** PROMPT **
Filter the listing and keep only the lines with the word "name".

** Structured figure records **
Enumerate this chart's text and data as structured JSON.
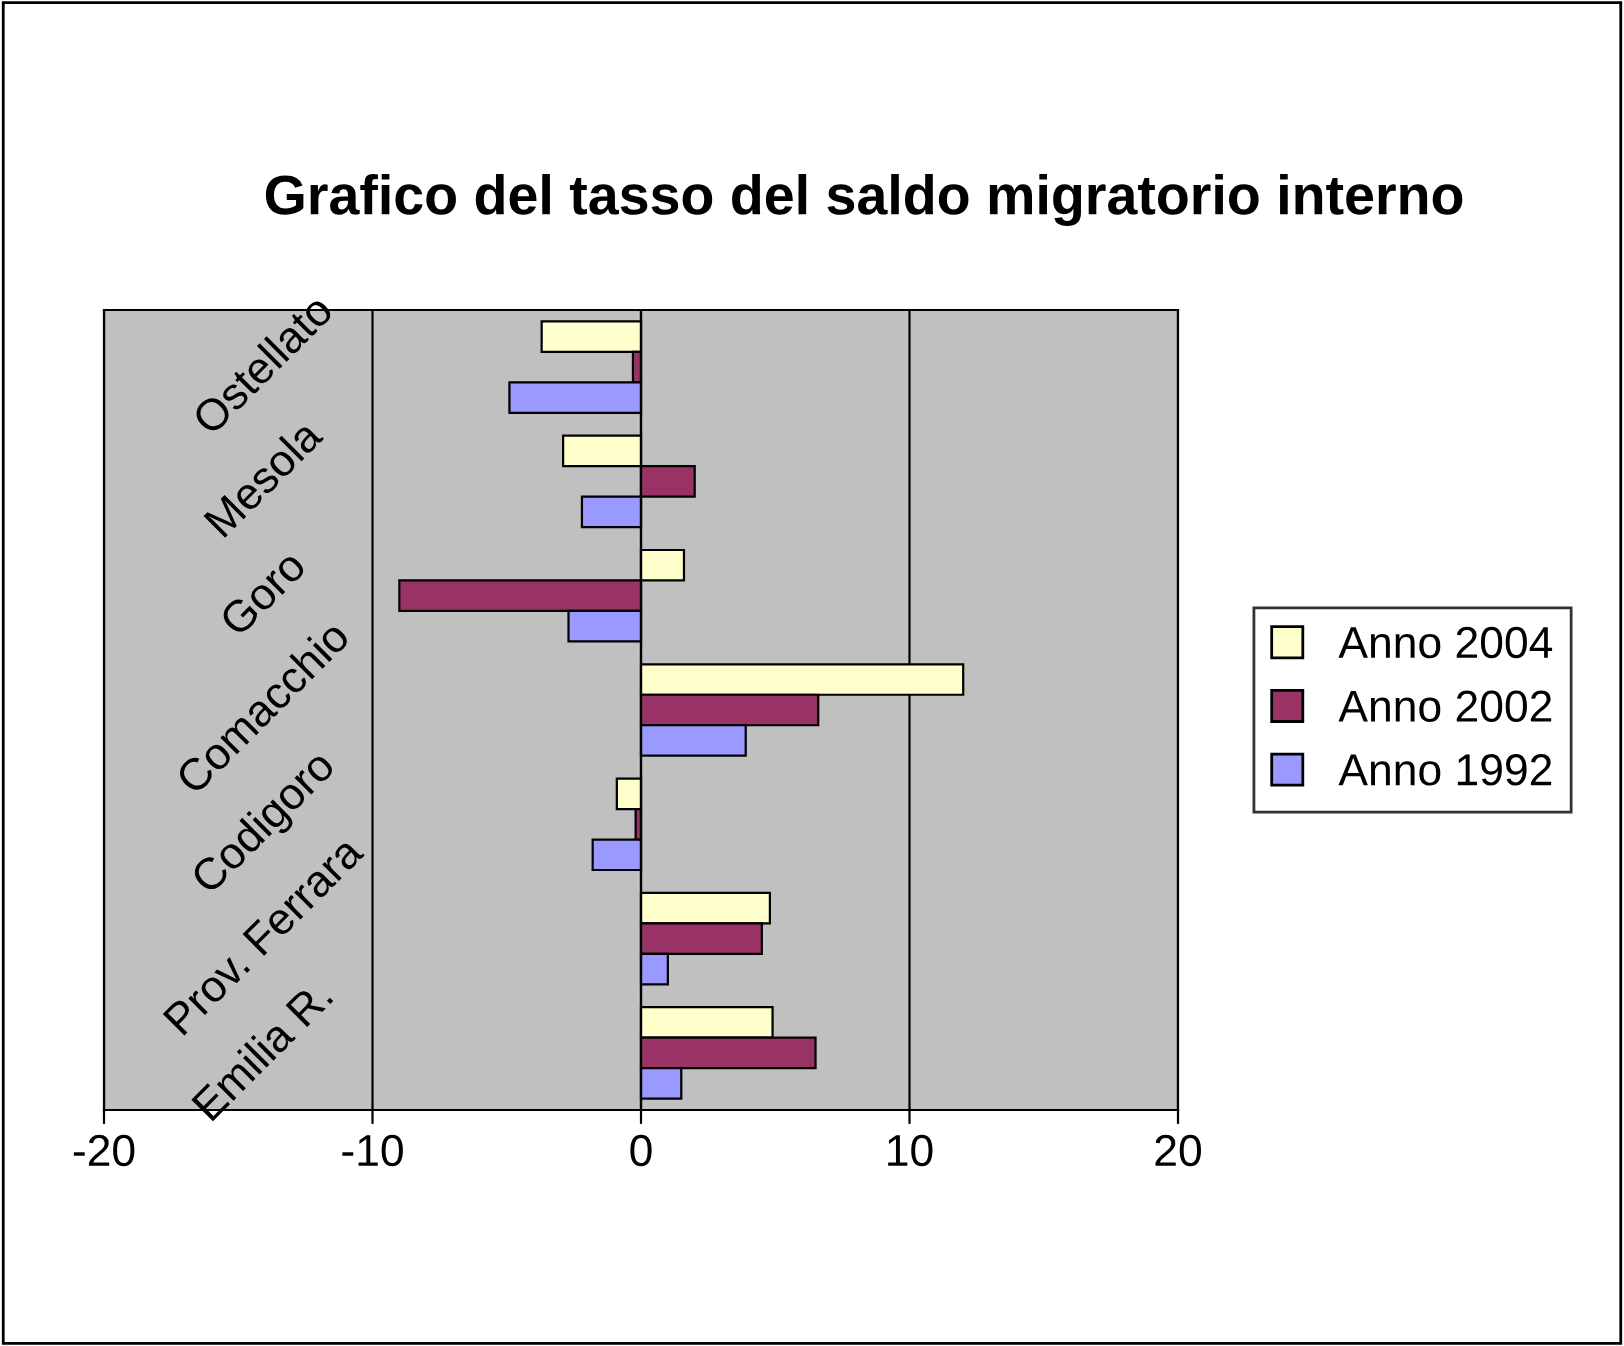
{
  "chart_data": {
    "type": "bar",
    "orientation": "horizontal",
    "title": "Grafico del tasso del saldo migratorio interno",
    "categories": [
      "Ostellato",
      "Mesola",
      "Goro",
      "Comacchio",
      "Codigoro",
      "Prov. Ferrara",
      "Emilia R."
    ],
    "series": [
      {
        "name": "Anno 2004",
        "color": "#ffffcc",
        "values": [
          -3.7,
          -2.9,
          1.6,
          12.0,
          -0.9,
          4.8,
          4.9
        ]
      },
      {
        "name": "Anno 2002",
        "color": "#993366",
        "values": [
          -0.3,
          2.0,
          -9.0,
          6.6,
          -0.2,
          4.5,
          6.5
        ]
      },
      {
        "name": "Anno 1992",
        "color": "#9999ff",
        "values": [
          -4.9,
          -2.2,
          -2.7,
          3.9,
          -1.8,
          1.0,
          1.5
        ]
      }
    ],
    "xlim": [
      -20,
      20
    ],
    "xticks": [
      -20,
      -10,
      0,
      10,
      20
    ],
    "grid": "x",
    "legend": "right"
  }
}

** FULL OUTPUT **
        "name": "Anno 2004",
        "name": "Anno 2002",
        "name": "Anno 1992",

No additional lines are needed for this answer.